INPUT DATA —
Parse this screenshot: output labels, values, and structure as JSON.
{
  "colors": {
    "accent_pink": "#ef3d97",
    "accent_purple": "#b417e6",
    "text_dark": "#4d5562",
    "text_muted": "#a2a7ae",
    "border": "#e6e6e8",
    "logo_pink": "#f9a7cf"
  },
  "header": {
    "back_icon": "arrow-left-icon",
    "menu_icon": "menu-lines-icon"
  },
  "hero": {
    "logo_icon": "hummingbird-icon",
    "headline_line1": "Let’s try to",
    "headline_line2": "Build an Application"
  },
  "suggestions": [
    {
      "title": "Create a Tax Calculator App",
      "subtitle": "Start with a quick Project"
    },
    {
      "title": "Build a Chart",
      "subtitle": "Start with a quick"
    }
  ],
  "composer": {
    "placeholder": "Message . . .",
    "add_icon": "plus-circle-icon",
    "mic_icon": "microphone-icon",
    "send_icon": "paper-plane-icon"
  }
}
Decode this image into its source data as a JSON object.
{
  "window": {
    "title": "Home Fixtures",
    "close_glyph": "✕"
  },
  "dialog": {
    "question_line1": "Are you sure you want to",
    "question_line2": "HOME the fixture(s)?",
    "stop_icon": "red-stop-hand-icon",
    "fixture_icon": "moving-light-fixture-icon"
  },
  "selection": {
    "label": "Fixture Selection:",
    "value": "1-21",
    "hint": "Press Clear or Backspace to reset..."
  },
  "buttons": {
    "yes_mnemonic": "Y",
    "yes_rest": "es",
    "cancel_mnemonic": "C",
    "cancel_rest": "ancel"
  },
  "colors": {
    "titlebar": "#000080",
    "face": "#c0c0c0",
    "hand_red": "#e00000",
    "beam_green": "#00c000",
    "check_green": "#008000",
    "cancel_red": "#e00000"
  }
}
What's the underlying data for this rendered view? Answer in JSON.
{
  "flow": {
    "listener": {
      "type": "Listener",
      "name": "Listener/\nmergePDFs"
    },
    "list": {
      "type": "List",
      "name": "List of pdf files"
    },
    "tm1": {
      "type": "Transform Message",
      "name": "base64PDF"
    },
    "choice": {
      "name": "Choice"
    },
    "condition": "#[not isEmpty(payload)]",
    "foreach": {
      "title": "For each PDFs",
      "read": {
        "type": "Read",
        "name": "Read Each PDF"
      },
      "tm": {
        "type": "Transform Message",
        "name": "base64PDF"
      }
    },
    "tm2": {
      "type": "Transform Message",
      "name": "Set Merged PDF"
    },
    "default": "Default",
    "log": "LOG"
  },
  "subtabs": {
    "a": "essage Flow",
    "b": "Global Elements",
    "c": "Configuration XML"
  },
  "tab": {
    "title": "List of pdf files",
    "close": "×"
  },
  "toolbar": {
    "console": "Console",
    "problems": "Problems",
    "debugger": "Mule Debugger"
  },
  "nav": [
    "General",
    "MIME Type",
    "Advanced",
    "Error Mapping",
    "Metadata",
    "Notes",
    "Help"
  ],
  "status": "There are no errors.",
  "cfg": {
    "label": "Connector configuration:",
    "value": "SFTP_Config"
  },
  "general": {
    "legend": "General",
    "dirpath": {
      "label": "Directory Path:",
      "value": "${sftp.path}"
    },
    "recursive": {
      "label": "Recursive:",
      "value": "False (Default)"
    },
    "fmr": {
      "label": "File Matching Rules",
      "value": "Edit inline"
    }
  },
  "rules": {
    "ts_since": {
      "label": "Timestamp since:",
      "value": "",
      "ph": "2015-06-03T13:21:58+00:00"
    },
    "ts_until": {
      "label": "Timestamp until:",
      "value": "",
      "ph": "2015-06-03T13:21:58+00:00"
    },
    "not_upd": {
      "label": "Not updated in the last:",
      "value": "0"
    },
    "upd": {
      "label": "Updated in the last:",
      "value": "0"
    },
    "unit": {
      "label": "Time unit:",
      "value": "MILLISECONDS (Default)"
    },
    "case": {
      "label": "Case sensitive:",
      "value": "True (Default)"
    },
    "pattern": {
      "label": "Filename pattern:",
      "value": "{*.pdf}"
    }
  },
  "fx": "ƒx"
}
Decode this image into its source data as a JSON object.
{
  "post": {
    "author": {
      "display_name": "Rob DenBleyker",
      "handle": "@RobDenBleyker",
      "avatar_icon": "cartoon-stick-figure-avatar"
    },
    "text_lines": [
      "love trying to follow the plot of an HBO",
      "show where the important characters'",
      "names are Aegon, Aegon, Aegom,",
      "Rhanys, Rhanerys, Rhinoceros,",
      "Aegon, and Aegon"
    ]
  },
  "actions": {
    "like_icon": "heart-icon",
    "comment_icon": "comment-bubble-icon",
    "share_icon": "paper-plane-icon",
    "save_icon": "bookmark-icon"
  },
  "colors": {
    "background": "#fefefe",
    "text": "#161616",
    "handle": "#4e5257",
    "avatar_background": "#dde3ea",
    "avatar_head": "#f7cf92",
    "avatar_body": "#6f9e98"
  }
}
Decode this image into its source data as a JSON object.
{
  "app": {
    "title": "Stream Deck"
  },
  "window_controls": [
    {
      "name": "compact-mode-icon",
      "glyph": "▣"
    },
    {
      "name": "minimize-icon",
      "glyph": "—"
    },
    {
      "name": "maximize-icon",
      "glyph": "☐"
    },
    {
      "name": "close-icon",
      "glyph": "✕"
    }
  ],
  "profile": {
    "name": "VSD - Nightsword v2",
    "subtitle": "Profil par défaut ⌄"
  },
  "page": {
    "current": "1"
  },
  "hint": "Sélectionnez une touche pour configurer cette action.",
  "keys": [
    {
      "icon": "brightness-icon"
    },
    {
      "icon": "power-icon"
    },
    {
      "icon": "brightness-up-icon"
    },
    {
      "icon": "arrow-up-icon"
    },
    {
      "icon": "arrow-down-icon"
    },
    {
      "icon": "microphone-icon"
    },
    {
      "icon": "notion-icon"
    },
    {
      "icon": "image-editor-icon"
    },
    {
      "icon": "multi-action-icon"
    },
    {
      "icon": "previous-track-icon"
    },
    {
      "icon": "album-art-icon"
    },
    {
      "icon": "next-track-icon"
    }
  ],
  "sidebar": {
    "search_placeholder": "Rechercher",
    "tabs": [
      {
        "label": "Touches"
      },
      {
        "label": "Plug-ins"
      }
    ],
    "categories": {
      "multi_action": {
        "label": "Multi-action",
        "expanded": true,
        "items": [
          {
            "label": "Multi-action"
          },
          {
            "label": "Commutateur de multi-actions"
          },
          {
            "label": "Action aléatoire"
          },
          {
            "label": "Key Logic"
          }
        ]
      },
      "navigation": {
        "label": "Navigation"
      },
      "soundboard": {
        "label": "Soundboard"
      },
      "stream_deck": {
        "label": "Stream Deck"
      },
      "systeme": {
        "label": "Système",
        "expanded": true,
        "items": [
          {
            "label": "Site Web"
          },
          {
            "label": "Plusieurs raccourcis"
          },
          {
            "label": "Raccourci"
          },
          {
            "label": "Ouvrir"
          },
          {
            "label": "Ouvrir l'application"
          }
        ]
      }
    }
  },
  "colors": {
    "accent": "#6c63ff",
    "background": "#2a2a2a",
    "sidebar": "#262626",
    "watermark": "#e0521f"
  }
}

PROBLEM STATEMENT — All of the entries need to be reproduced exactly; please write them out.

RESPONSE TO THIS TASK —
Parse this screenshot: output labels, values, and structure as JSON.
{
  "colors": {
    "accent_pink": "#ef3d97",
    "accent_purple": "#b417e6",
    "text_dark": "#4d5562",
    "text_muted": "#a2a7ae",
    "border": "#e6e6e8",
    "logo_pink": "#f9a7cf"
  },
  "header": {
    "back_icon": "arrow-left-icon",
    "menu_icon": "menu-lines-icon"
  },
  "hero": {
    "logo_icon": "hummingbird-icon",
    "headline_line1": "Let’s try to",
    "headline_line2": "Build an Application"
  },
  "suggestions": [
    {
      "title": "Create a Tax Calculator App",
      "subtitle": "Start with a quick Project"
    },
    {
      "title": "Build a Chart",
      "subtitle": "Start with a quick"
    }
  ],
  "composer": {
    "placeholder": "Message . . .",
    "add_icon": "plus-circle-icon",
    "mic_icon": "microphone-icon",
    "send_icon": "paper-plane-icon"
  }
}
Decode this image into its source data as a JSON object.
{
  "window": {
    "title": "Home Fixtures",
    "close_glyph": "✕"
  },
  "dialog": {
    "question_line1": "Are you sure you want to",
    "question_line2": "HOME the fixture(s)?",
    "stop_icon": "red-stop-hand-icon",
    "fixture_icon": "moving-light-fixture-icon"
  },
  "selection": {
    "label": "Fixture Selection:",
    "value": "1-21",
    "hint": "Press Clear or Backspace to reset..."
  },
  "buttons": {
    "yes_mnemonic": "Y",
    "yes_rest": "es",
    "cancel_mnemonic": "C",
    "cancel_rest": "ancel"
  },
  "colors": {
    "titlebar": "#000080",
    "face": "#c0c0c0",
    "hand_red": "#e00000",
    "beam_green": "#00c000",
    "check_green": "#008000",
    "cancel_red": "#e00000"
  }
}
What's the underlying data for this rendered view? Answer in JSON.
{
  "flow": {
    "listener": {
      "type": "Listener",
      "name": "Listener/\nmergePDFs"
    },
    "list": {
      "type": "List",
      "name": "List of pdf files"
    },
    "tm1": {
      "type": "Transform Message",
      "name": "base64PDF"
    },
    "choice": {
      "name": "Choice"
    },
    "condition": "#[not isEmpty(payload)]",
    "foreach": {
      "title": "For each PDFs",
      "read": {
        "type": "Read",
        "name": "Read Each PDF"
      },
      "tm": {
        "type": "Transform Message",
        "name": "base64PDF"
      }
    },
    "tm2": {
      "type": "Transform Message",
      "name": "Set Merged PDF"
    },
    "default": "Default",
    "log": "LOG"
  },
  "subtabs": {
    "a": "essage Flow",
    "b": "Global Elements",
    "c": "Configuration XML"
  },
  "tab": {
    "title": "List of pdf files",
    "close": "×"
  },
  "toolbar": {
    "console": "Console",
    "problems": "Problems",
    "debugger": "Mule Debugger"
  },
  "nav": [
    "General",
    "MIME Type",
    "Advanced",
    "Error Mapping",
    "Metadata",
    "Notes",
    "Help"
  ],
  "status": "There are no errors.",
  "cfg": {
    "label": "Connector configuration:",
    "value": "SFTP_Config"
  },
  "general": {
    "legend": "General",
    "dirpath": {
      "label": "Directory Path:",
      "value": "${sftp.path}"
    },
    "recursive": {
      "label": "Recursive:",
      "value": "False (Default)"
    },
    "fmr": {
      "label": "File Matching Rules",
      "value": "Edit inline"
    }
  },
  "rules": {
    "ts_since": {
      "label": "Timestamp since:",
      "value": "",
      "ph": "2015-06-03T13:21:58+00:00"
    },
    "ts_until": {
      "label": "Timestamp until:",
      "value": "",
      "ph": "2015-06-03T13:21:58+00:00"
    },
    "not_upd": {
      "label": "Not updated in the last:",
      "value": "0"
    },
    "upd": {
      "label": "Updated in the last:",
      "value": "0"
    },
    "unit": {
      "label": "Time unit:",
      "value": "MILLISECONDS (Default)"
    },
    "case": {
      "label": "Case sensitive:",
      "value": "True (Default)"
    },
    "pattern": {
      "label": "Filename pattern:",
      "value": "{*.pdf}"
    }
  },
  "fx": "ƒx"
}
Decode this image into its source data as a JSON object.
{
  "post": {
    "author": {
      "display_name": "Rob DenBleyker",
      "handle": "@RobDenBleyker",
      "avatar_icon": "cartoon-stick-figure-avatar"
    },
    "text_lines": [
      "love trying to follow the plot of an HBO",
      "show where the important characters'",
      "names are Aegon, Aegon, Aegom,",
      "Rhanys, Rhanerys, Rhinoceros,",
      "Aegon, and Aegon"
    ]
  },
  "actions": {
    "like_icon": "heart-icon",
    "comment_icon": "comment-bubble-icon",
    "share_icon": "paper-plane-icon",
    "save_icon": "bookmark-icon"
  },
  "colors": {
    "background": "#fefefe",
    "text": "#161616",
    "handle": "#4e5257",
    "avatar_background": "#dde3ea",
    "avatar_head": "#f7cf92",
    "avatar_body": "#6f9e98"
  }
}
Decode this image into its source data as a JSON object.
{
  "app": {
    "title": "Stream Deck"
  },
  "window_controls": [
    {
      "name": "compact-mode-icon",
      "glyph": "▣"
    },
    {
      "name": "minimize-icon",
      "glyph": "—"
    },
    {
      "name": "maximize-icon",
      "glyph": "☐"
    },
    {
      "name": "close-icon",
      "glyph": "✕"
    }
  ],
  "profile": {
    "name": "VSD - Nightsword v2",
    "subtitle": "Profil par défaut ⌄"
  },
  "page": {
    "current": "1"
  },
  "hint": "Sélectionnez une touche pour configurer cette action.",
  "keys": [
    {
      "icon": "brightness-icon"
    },
    {
      "icon": "power-icon"
    },
    {
      "icon": "brightness-up-icon"
    },
    {
      "icon": "arrow-up-icon"
    },
    {
      "icon": "arrow-down-icon"
    },
    {
      "icon": "microphone-icon"
    },
    {
      "icon": "notion-icon"
    },
    {
      "icon": "image-editor-icon"
    },
    {
      "icon": "multi-action-icon"
    },
    {
      "icon": "previous-track-icon"
    },
    {
      "icon": "album-art-icon"
    },
    {
      "icon": "next-track-icon"
    }
  ],
  "sidebar": {
    "search_placeholder": "Rechercher",
    "tabs": [
      {
        "label": "Touches"
      },
      {
        "label": "Plug-ins"
      }
    ],
    "categories": {
      "multi_action": {
        "label": "Multi-action",
        "expanded": true,
        "items": [
          {
            "label": "Multi-action"
          },
          {
            "label": "Commutateur de multi-actions"
          },
          {
            "label": "Action aléatoire"
          },
          {
            "label": "Key Logic"
          }
        ]
      },
      "navigation": {
        "label": "Navigation"
      },
      "soundboard": {
        "label": "Soundboard"
      },
      "stream_deck": {
        "label": "Stream Deck"
      },
      "systeme": {
        "label": "Système",
        "expanded": true,
        "items": [
          {
            "label": "Site Web"
          },
          {
            "label": "Plusieurs raccourcis"
          },
          {
            "label": "Raccourci"
          },
          {
            "label": "Ouvrir"
          },
          {
            "label": "Ouvrir l'application"
          }
        ]
      }
    }
  },
  "colors": {
    "accent": "#6c63ff",
    "background": "#2a2a2a",
    "sidebar": "#262626",
    "watermark": "#e0521f"
  }
}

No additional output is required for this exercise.